##### Data for this task #####

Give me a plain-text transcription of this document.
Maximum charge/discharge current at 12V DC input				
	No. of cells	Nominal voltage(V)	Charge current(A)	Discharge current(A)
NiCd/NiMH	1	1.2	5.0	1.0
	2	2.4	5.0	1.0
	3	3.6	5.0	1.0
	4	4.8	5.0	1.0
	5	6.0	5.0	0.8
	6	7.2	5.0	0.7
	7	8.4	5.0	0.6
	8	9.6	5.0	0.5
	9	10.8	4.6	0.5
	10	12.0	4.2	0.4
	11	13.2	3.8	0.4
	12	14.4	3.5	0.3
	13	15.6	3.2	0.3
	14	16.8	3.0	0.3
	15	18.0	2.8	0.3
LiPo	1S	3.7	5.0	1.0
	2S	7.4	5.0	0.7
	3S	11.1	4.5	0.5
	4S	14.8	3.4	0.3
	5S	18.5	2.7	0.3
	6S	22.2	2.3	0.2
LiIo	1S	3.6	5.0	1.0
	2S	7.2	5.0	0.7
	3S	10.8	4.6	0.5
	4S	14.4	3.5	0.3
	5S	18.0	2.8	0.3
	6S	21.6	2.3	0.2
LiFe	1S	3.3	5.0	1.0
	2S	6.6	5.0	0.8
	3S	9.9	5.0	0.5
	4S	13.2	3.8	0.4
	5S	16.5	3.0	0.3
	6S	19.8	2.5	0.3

#####

> **Exercise objective**:
Scan the listing for the string "current". Copy each line that has it.

> **Your solution**:
Maximum charge/discharge current at 12V DC input				
	No. of cells	Nominal voltage(V)	Charge current(A)	Discharge current(A)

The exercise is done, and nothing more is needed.